Job - Update the data below by replacing every "ita-ray" with "ita-vector", then write out all of it again with nothing else changed.

-- Start of Dataset entries --

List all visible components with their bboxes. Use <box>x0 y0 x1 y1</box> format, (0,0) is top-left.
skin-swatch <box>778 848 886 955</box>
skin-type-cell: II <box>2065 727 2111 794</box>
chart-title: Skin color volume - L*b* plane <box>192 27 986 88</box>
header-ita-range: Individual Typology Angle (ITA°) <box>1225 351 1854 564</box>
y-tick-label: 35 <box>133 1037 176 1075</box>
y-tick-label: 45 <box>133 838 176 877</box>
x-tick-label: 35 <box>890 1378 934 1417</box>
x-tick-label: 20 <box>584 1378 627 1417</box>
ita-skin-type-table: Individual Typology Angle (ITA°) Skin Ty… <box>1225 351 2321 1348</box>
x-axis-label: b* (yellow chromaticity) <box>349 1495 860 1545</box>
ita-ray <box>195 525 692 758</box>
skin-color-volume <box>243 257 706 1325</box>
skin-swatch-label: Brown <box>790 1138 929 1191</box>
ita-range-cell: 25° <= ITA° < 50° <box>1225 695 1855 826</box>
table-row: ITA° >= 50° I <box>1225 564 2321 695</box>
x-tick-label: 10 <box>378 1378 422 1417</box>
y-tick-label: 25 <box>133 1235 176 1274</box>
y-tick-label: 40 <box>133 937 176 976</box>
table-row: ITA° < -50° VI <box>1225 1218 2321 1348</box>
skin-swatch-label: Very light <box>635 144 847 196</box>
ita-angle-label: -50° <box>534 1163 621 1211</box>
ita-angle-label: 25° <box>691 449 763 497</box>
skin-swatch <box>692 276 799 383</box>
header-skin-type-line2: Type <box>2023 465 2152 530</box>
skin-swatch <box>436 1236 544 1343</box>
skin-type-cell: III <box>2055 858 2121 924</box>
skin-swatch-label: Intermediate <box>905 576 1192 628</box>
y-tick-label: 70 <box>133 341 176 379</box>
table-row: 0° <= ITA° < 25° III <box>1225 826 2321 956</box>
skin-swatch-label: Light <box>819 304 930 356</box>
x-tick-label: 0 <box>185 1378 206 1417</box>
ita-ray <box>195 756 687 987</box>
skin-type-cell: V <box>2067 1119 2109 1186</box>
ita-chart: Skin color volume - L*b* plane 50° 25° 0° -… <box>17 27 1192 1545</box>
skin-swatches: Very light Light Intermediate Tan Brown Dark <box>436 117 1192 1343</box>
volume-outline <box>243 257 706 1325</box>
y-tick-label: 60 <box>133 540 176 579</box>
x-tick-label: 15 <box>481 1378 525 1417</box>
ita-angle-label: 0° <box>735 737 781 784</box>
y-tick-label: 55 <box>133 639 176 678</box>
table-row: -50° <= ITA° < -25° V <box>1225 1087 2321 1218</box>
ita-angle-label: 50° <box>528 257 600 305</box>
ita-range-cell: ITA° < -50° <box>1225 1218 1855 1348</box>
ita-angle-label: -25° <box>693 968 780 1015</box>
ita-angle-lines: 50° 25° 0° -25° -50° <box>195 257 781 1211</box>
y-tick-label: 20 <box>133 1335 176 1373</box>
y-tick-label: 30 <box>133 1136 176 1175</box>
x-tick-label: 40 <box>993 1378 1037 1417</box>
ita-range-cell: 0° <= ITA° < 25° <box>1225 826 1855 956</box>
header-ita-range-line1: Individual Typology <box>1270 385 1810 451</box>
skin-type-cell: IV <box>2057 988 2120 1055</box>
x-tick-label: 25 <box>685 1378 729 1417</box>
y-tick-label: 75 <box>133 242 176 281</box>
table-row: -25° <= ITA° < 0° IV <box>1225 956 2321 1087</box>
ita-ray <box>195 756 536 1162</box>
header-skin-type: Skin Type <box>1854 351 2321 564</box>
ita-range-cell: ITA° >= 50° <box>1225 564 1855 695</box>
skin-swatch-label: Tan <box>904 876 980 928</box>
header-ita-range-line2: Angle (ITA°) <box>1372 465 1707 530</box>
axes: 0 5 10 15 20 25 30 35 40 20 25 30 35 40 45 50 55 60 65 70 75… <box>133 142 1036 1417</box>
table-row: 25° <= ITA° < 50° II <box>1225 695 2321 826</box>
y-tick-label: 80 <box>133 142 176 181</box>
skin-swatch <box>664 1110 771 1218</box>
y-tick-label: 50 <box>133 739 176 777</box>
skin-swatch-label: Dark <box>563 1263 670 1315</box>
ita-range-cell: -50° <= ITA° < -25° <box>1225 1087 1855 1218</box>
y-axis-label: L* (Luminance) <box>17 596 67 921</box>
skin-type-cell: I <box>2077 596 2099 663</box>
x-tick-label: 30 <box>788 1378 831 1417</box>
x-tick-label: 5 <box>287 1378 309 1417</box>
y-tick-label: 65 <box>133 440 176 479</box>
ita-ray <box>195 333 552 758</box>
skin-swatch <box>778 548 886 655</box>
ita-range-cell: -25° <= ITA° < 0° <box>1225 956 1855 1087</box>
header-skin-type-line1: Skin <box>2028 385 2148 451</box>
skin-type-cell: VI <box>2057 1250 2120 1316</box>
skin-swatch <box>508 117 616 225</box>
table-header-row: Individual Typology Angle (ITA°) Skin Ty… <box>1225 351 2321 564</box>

-- End of Dataset entries --

Solution to the problem -
List all visible components with their bboxes. Use <box>x0 y0 x1 y1</box> format, (0,0) is top-left.
skin-swatch <box>778 848 886 955</box>
skin-type-cell: II <box>2065 727 2111 794</box>
chart-title: Skin color volume - L*b* plane <box>192 27 986 88</box>
header-ita-range: Individual Typology Angle (ITA°) <box>1225 351 1854 564</box>
y-tick-label: 35 <box>133 1037 176 1075</box>
y-tick-label: 45 <box>133 838 176 877</box>
x-tick-label: 35 <box>890 1378 934 1417</box>
x-tick-label: 20 <box>584 1378 627 1417</box>
ita-skin-type-table: Individual Typology Angle (ITA°) Skin Ty… <box>1225 351 2321 1348</box>
x-axis-label: b* (yellow chromaticity) <box>349 1495 860 1545</box>
ita-vector <box>195 525 692 758</box>
skin-color-volume <box>243 257 706 1325</box>
skin-swatch-label: Brown <box>790 1138 929 1191</box>
ita-range-cell: 25° <= ITA° < 50° <box>1225 695 1855 826</box>
table-row: ITA° >= 50° I <box>1225 564 2321 695</box>
x-tick-label: 10 <box>378 1378 422 1417</box>
y-tick-label: 25 <box>133 1235 176 1274</box>
y-tick-label: 40 <box>133 937 176 976</box>
table-row: ITA° < -50° VI <box>1225 1218 2321 1348</box>
skin-swatch-label: Very light <box>635 144 847 196</box>
ita-angle-label: -50° <box>534 1163 621 1211</box>
ita-angle-label: 25° <box>691 449 763 497</box>
skin-swatch <box>692 276 799 383</box>
header-skin-type-line2: Type <box>2023 465 2152 530</box>
skin-swatch <box>436 1236 544 1343</box>
skin-type-cell: III <box>2055 858 2121 924</box>
skin-swatch-label: Intermediate <box>905 576 1192 628</box>
y-tick-label: 70 <box>133 341 176 379</box>
table-row: 0° <= ITA° < 25° III <box>1225 826 2321 956</box>
skin-swatch-label: Light <box>819 304 930 356</box>
x-tick-label: 0 <box>185 1378 206 1417</box>
ita-vector <box>195 756 687 987</box>
skin-type-cell: V <box>2067 1119 2109 1186</box>
ita-chart: Skin color volume - L*b* plane 50° 25° 0° -… <box>17 27 1192 1545</box>
skin-swatches: Very light Light Intermediate Tan Brown Dark <box>436 117 1192 1343</box>
volume-outline <box>243 257 706 1325</box>
y-tick-label: 60 <box>133 540 176 579</box>
x-tick-label: 15 <box>481 1378 525 1417</box>
ita-angle-label: 0° <box>735 737 781 784</box>
y-tick-label: 55 <box>133 639 176 678</box>
table-row: -50° <= ITA° < -25° V <box>1225 1087 2321 1218</box>
ita-angle-label: 50° <box>528 257 600 305</box>
ita-range-cell: ITA° < -50° <box>1225 1218 1855 1348</box>
ita-angle-label: -25° <box>693 968 780 1015</box>
ita-angle-lines: 50° 25° 0° -25° -50° <box>195 257 781 1211</box>
y-tick-label: 20 <box>133 1335 176 1373</box>
y-tick-label: 30 <box>133 1136 176 1175</box>
x-tick-label: 40 <box>993 1378 1037 1417</box>
ita-range-cell: 0° <= ITA° < 25° <box>1225 826 1855 956</box>
header-ita-range-line1: Individual Typology <box>1270 385 1810 451</box>
skin-type-cell: IV <box>2057 988 2120 1055</box>
x-tick-label: 25 <box>685 1378 729 1417</box>
y-tick-label: 75 <box>133 242 176 281</box>
table-row: -25° <= ITA° < 0° IV <box>1225 956 2321 1087</box>
ita-vector <box>195 756 536 1162</box>
header-skin-type: Skin Type <box>1854 351 2321 564</box>
ita-range-cell: ITA° >= 50° <box>1225 564 1855 695</box>
skin-swatch-label: Tan <box>904 876 980 928</box>
header-ita-range-line2: Angle (ITA°) <box>1372 465 1707 530</box>
axes: 0 5 10 15 20 25 30 35 40 20 25 30 35 40 45 50 55 60 65 70 75… <box>133 142 1036 1417</box>
table-row: 25° <= ITA° < 50° II <box>1225 695 2321 826</box>
y-tick-label: 80 <box>133 142 176 181</box>
skin-swatch <box>664 1110 771 1218</box>
y-tick-label: 50 <box>133 739 176 777</box>
skin-swatch-label: Dark <box>563 1263 670 1315</box>
ita-range-cell: -50° <= ITA° < -25° <box>1225 1087 1855 1218</box>
y-axis-label: L* (Luminance) <box>17 596 67 921</box>
skin-type-cell: I <box>2077 596 2099 663</box>
x-tick-label: 30 <box>788 1378 831 1417</box>
x-tick-label: 5 <box>287 1378 309 1417</box>
y-tick-label: 65 <box>133 440 176 479</box>
ita-vector <box>195 333 552 758</box>
skin-swatch <box>778 548 886 655</box>
ita-range-cell: -25° <= ITA° < 0° <box>1225 956 1855 1087</box>
header-skin-type-line1: Skin <box>2028 385 2148 451</box>
skin-type-cell: VI <box>2057 1250 2120 1316</box>
skin-swatch <box>508 117 616 225</box>
table-header-row: Individual Typology Angle (ITA°) Skin Ty… <box>1225 351 2321 564</box>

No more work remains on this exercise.